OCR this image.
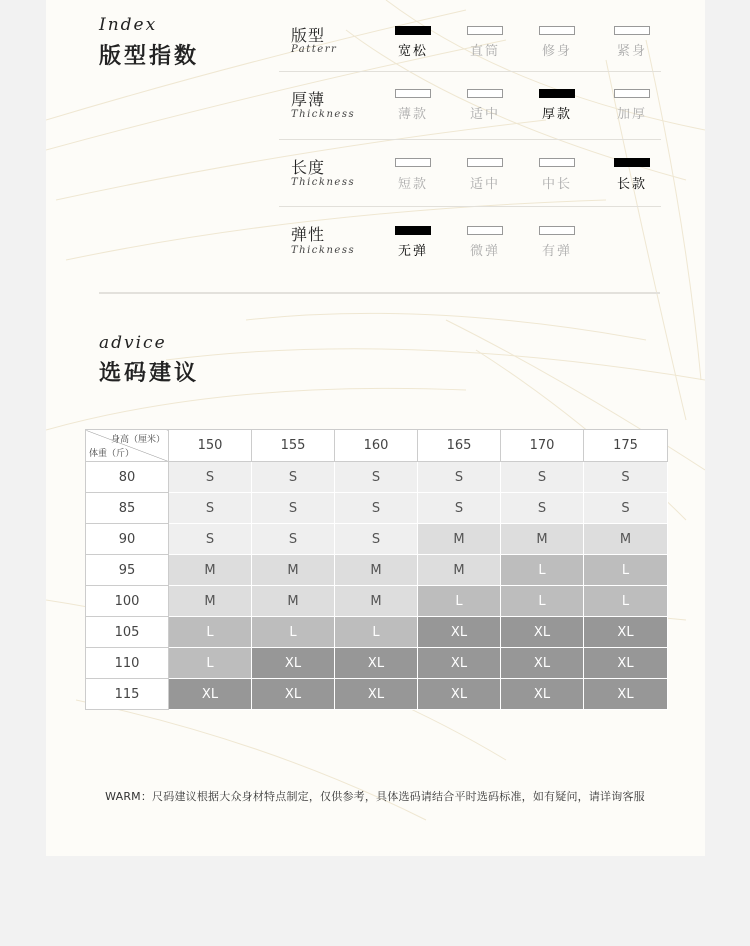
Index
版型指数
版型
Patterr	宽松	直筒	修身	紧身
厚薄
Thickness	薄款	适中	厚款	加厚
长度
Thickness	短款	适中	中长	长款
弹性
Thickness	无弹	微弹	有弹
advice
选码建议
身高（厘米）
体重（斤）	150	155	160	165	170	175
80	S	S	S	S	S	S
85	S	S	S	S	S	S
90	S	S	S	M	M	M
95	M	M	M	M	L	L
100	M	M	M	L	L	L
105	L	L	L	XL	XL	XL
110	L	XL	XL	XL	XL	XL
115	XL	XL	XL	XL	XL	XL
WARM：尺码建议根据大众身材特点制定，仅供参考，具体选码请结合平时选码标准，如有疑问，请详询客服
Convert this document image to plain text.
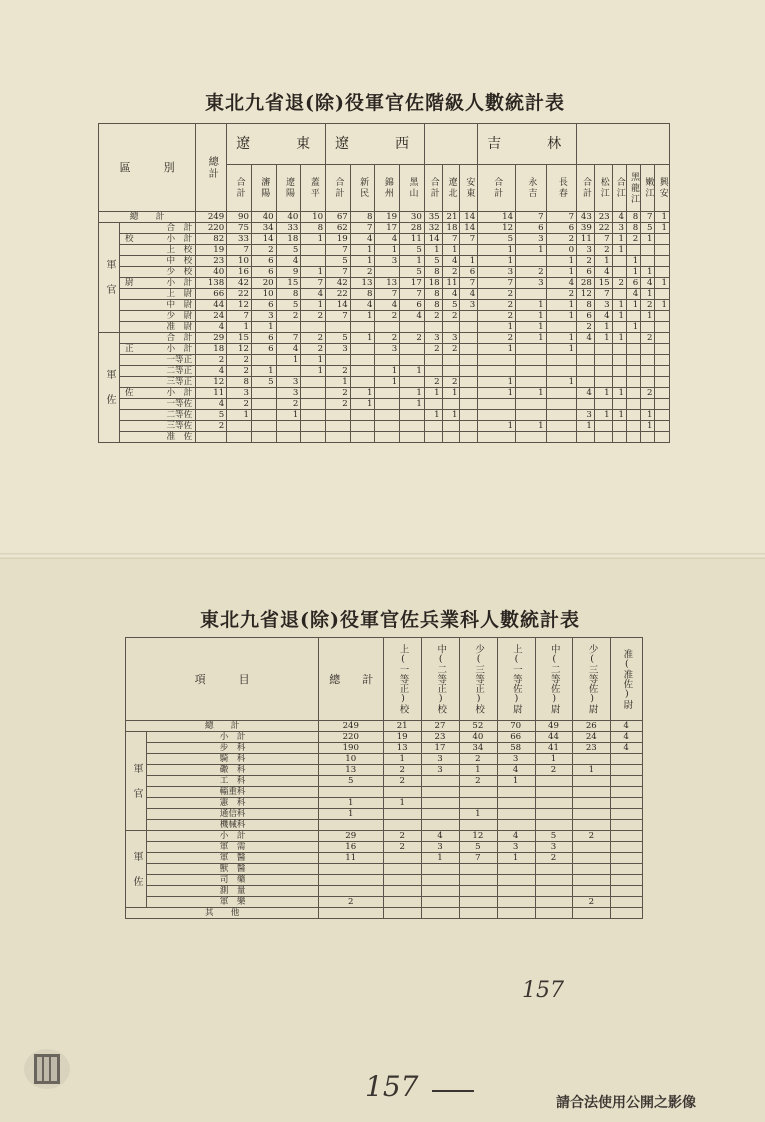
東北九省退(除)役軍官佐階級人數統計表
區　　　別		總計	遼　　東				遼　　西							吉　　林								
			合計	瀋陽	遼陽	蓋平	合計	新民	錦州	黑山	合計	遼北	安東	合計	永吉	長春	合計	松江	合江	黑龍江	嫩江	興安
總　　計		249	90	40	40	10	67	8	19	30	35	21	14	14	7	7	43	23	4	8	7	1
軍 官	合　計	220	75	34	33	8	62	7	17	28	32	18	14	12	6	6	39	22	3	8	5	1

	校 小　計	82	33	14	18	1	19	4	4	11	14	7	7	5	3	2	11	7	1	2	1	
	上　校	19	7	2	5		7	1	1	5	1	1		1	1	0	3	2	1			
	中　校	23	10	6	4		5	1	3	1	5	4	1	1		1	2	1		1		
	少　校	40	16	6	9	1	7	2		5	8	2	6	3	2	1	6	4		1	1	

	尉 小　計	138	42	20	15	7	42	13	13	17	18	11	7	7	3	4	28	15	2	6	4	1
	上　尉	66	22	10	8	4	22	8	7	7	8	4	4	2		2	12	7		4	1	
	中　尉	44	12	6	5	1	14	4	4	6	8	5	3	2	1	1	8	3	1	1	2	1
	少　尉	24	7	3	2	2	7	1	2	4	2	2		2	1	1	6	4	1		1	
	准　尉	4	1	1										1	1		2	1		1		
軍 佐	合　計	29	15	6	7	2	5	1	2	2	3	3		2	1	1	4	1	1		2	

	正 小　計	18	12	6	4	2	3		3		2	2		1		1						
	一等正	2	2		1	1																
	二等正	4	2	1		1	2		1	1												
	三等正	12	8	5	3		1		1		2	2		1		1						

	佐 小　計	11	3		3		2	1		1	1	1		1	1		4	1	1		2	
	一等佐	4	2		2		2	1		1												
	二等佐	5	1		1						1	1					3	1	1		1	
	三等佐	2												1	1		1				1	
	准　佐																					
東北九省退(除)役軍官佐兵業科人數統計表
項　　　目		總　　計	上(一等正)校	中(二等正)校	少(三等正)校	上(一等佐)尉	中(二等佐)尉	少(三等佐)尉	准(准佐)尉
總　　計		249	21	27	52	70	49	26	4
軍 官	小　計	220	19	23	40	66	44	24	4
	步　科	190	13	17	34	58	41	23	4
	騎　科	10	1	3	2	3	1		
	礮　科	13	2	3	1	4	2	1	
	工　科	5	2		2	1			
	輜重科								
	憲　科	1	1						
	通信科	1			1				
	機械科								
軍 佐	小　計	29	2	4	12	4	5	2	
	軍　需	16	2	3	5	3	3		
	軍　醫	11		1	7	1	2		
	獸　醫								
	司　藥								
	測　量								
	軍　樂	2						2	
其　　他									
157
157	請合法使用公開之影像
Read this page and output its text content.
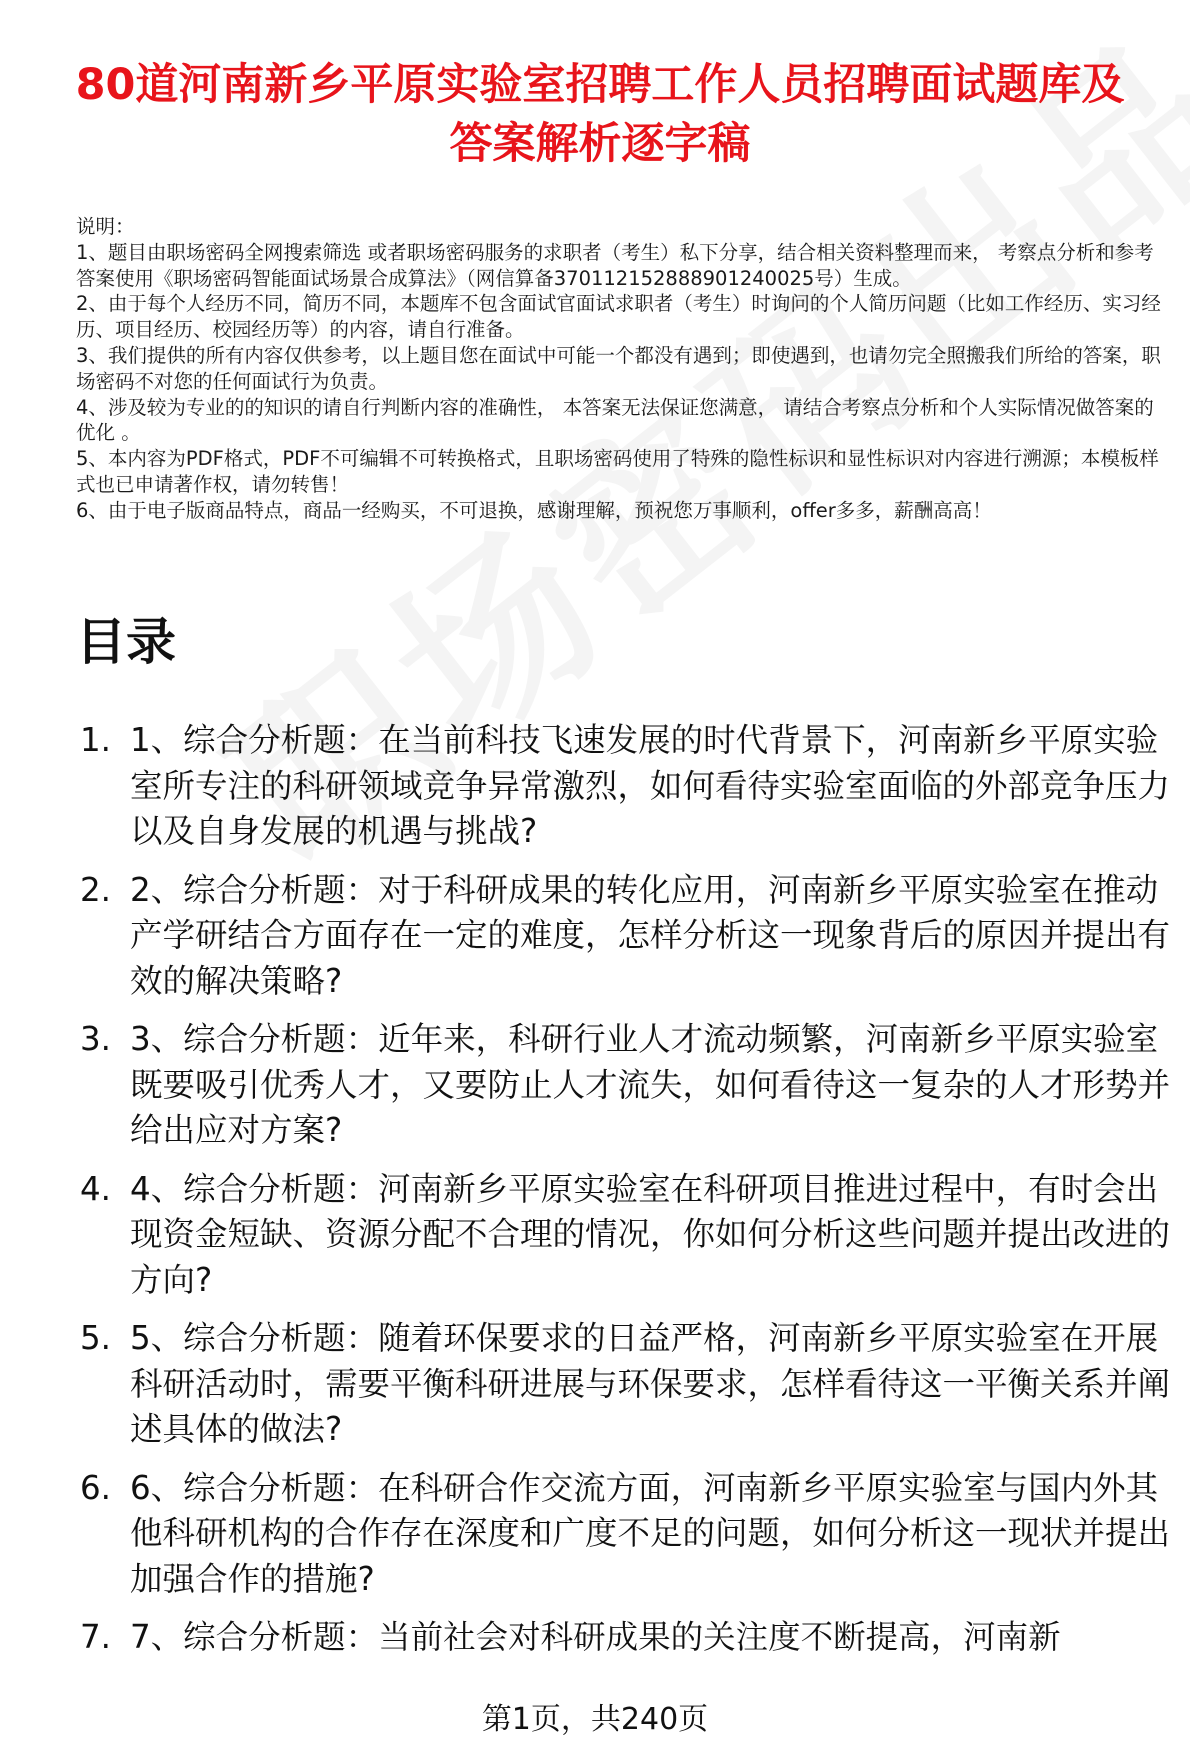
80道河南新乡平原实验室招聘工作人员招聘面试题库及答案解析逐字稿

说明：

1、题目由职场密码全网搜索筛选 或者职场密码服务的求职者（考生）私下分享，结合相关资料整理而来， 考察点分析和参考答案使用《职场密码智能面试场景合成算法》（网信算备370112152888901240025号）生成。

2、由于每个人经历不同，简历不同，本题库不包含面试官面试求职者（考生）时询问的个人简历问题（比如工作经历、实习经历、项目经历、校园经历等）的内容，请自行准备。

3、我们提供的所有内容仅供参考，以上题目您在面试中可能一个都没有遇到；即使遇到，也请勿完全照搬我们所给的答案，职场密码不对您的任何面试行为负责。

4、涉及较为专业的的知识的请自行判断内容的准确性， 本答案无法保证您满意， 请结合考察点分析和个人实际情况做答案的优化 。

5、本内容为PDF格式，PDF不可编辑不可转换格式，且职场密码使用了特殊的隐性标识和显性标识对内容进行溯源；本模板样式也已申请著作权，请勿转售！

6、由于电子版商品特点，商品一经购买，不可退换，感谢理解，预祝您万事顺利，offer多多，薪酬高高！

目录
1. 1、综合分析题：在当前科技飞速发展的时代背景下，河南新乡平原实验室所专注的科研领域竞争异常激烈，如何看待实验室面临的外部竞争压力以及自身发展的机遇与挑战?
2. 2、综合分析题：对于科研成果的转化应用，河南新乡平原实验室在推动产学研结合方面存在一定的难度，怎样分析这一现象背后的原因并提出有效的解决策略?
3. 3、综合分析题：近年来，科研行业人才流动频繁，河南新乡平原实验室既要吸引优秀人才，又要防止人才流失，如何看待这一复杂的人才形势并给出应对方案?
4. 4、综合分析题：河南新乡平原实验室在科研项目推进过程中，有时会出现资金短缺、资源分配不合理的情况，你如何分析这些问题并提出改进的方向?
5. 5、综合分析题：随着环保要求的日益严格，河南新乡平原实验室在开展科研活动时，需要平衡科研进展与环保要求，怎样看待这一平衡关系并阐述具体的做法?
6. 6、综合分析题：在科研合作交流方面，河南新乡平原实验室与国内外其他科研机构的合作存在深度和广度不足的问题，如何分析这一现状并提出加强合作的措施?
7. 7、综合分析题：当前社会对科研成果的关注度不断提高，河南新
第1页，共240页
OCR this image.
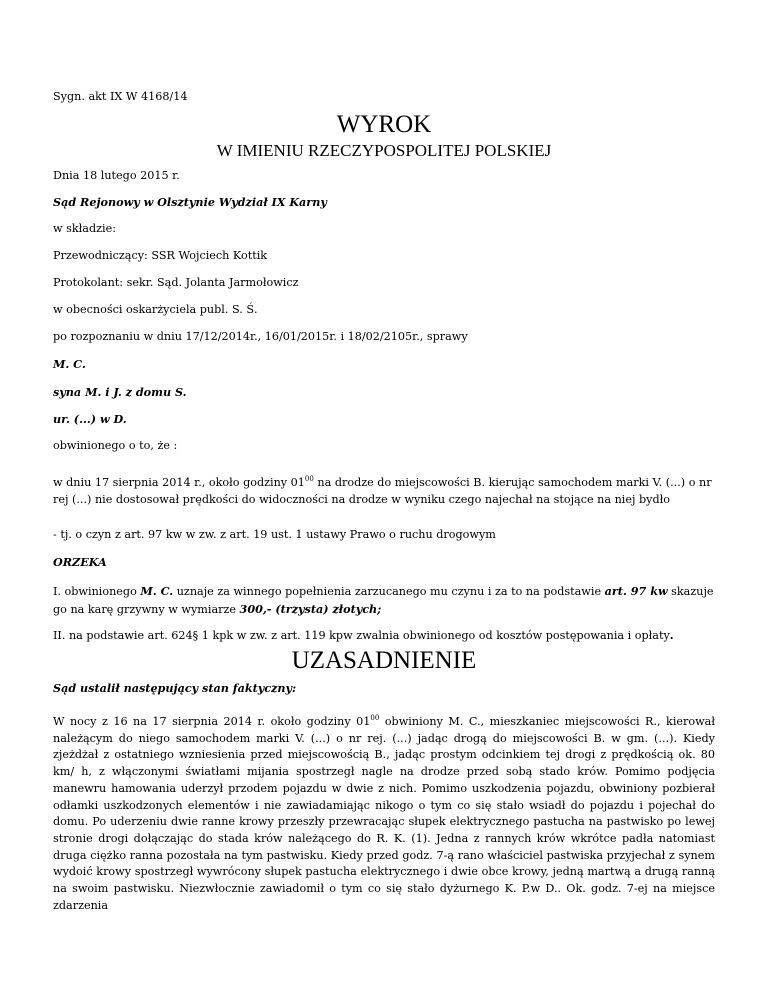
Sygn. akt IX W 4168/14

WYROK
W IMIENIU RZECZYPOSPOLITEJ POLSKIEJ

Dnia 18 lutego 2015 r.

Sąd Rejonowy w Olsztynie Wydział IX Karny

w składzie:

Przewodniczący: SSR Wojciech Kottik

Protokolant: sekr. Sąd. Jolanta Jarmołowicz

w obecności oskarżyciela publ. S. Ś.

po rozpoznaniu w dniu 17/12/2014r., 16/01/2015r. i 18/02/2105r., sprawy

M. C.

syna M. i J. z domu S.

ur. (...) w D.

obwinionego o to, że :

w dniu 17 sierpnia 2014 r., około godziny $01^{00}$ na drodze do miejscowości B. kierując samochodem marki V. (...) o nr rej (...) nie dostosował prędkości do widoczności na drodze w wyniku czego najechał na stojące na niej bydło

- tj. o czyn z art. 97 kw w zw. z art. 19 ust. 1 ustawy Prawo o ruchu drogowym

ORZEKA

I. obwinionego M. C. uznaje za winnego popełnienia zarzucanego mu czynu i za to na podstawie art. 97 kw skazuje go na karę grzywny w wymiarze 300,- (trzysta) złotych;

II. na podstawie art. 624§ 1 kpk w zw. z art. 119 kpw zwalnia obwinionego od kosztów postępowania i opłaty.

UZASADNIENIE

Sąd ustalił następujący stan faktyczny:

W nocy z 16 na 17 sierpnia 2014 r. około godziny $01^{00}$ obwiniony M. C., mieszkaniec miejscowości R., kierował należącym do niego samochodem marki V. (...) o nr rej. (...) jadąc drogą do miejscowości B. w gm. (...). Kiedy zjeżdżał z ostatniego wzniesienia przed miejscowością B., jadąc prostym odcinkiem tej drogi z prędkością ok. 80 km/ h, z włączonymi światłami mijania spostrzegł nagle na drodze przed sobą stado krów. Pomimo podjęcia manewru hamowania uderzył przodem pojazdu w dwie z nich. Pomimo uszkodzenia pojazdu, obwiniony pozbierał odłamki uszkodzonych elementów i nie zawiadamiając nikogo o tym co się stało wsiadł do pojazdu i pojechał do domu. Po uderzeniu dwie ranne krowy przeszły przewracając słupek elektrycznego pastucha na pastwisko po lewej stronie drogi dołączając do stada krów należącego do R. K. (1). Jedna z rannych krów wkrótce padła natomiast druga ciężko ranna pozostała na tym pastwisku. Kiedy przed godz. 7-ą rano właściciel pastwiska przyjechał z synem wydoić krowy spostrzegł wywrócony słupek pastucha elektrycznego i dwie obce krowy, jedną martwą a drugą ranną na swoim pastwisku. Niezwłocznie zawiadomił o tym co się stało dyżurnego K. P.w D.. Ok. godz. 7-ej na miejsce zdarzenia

Objective: Identify the lines of the data that contain the word "obwinionego". Copy each of them.

The result:
obwinionego o to, że :
I. obwinionego M. C. uznaje za winnego popełnienia zarzucanego mu czynu i za to na podstawie art. 97 kw skazuje go na karę grzywny w wymiarze 300,- (trzysta) złotych;
II. na podstawie art. 624§ 1 kpk w zw. z art. 119 kpw zwalnia obwinionego od kosztów postępowania i opłaty.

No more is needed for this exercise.